> What the task requires
Repeat the entire listing exactly as written.

========================================

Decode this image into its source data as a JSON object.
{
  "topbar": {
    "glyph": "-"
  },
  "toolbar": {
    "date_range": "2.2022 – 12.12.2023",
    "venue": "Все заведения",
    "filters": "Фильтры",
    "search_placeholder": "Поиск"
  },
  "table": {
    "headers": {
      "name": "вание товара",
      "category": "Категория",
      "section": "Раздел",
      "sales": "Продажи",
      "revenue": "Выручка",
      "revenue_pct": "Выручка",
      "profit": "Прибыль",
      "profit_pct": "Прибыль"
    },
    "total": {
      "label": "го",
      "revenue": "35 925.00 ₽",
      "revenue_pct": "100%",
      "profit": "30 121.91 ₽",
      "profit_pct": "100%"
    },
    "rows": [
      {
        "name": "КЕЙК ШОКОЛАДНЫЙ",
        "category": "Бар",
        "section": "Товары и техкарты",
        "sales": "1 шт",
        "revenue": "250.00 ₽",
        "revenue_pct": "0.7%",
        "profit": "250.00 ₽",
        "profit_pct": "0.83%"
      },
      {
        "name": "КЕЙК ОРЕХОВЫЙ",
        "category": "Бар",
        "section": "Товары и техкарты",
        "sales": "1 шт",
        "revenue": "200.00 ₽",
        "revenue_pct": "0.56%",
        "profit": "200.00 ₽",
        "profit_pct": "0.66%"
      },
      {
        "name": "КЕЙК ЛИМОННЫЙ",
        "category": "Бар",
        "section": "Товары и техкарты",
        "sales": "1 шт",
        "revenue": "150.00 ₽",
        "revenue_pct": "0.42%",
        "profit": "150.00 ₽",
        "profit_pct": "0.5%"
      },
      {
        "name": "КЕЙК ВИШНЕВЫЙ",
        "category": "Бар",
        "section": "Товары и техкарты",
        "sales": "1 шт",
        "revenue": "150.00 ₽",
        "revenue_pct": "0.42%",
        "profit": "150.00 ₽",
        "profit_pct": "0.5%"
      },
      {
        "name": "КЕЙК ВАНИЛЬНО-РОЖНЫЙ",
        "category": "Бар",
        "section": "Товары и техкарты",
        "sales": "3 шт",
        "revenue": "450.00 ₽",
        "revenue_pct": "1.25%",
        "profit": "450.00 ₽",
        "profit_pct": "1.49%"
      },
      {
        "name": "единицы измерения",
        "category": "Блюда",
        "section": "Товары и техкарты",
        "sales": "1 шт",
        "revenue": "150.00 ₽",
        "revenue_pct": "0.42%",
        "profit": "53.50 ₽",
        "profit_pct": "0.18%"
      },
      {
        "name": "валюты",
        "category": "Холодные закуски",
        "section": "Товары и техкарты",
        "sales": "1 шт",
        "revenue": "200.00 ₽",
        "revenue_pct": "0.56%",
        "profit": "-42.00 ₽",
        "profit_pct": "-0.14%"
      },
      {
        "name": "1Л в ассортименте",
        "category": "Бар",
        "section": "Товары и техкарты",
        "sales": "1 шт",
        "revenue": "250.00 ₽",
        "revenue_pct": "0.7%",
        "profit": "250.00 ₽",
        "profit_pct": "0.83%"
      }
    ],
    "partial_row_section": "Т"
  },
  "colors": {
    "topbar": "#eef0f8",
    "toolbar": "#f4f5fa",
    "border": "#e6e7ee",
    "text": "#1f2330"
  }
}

========================================

> Exercise answer
Decode this image into its source data as a JSON object.
{
  "topbar": {
    "glyph": "-"
  },
  "toolbar": {
    "date_range": "2.2022 – 12.12.2023",
    "venue": "Все заведения",
    "filters": "Фильтры",
    "search_placeholder": "Поиск"
  },
  "table": {
    "headers": {
      "name": "вание товара",
      "category": "Категория",
      "section": "Раздел",
      "sales": "Продажи",
      "revenue": "Выручка",
      "revenue_pct": "Выручка",
      "profit": "Прибыль",
      "profit_pct": "Прибыль"
    },
    "total": {
      "label": "го",
      "revenue": "35 925.00 ₽",
      "revenue_pct": "100%",
      "profit": "30 121.91 ₽",
      "profit_pct": "100%"
    },
    "rows": [
      {
        "name": "КЕЙК ШОКОЛАДНЫЙ",
        "category": "Бар",
        "section": "Товары и техкарты",
        "sales": "1 шт",
        "revenue": "250.00 ₽",
        "revenue_pct": "0.7%",
        "profit": "250.00 ₽",
        "profit_pct": "0.83%"
      },
      {
        "name": "КЕЙК ОРЕХОВЫЙ",
        "category": "Бар",
        "section": "Товары и техкарты",
        "sales": "1 шт",
        "revenue": "200.00 ₽",
        "revenue_pct": "0.56%",
        "profit": "200.00 ₽",
        "profit_pct": "0.66%"
      },
      {
        "name": "КЕЙК ЛИМОННЫЙ",
        "category": "Бар",
        "section": "Товары и техкарты",
        "sales": "1 шт",
        "revenue": "150.00 ₽",
        "revenue_pct": "0.42%",
        "profit": "150.00 ₽",
        "profit_pct": "0.5%"
      },
      {
        "name": "КЕЙК ВИШНЕВЫЙ",
        "category": "Бар",
        "section": "Товары и техкарты",
        "sales": "1 шт",
        "revenue": "150.00 ₽",
        "revenue_pct": "0.42%",
        "profit": "150.00 ₽",
        "profit_pct": "0.5%"
      },
      {
        "name": "КЕЙК ВАНИЛЬНО-РОЖНЫЙ",
        "category": "Бар",
        "section": "Товары и техкарты",
        "sales": "3 шт",
        "revenue": "450.00 ₽",
        "revenue_pct": "1.25%",
        "profit": "450.00 ₽",
        "profit_pct": "1.49%"
      },
      {
        "name": "единицы измерения",
        "category": "Блюда",
        "section": "Товары и техкарты",
        "sales": "1 шт",
        "revenue": "150.00 ₽",
        "revenue_pct": "0.42%",
        "profit": "53.50 ₽",
        "profit_pct": "0.18%"
      },
      {
        "name": "валюты",
        "category": "Холодные закуски",
        "section": "Товары и техкарты",
        "sales": "1 шт",
        "revenue": "200.00 ₽",
        "revenue_pct": "0.56%",
        "profit": "-42.00 ₽",
        "profit_pct": "-0.14%"
      },
      {
        "name": "1Л в ассортименте",
        "category": "Бар",
        "section": "Товары и техкарты",
        "sales": "1 шт",
        "revenue": "250.00 ₽",
        "revenue_pct": "0.7%",
        "profit": "250.00 ₽",
        "profit_pct": "0.83%"
      }
    ],
    "partial_row_section": "Т"
  },
  "colors": {
    "topbar": "#eef0f8",
    "toolbar": "#f4f5fa",
    "border": "#e6e7ee",
    "text": "#1f2330"
  }
}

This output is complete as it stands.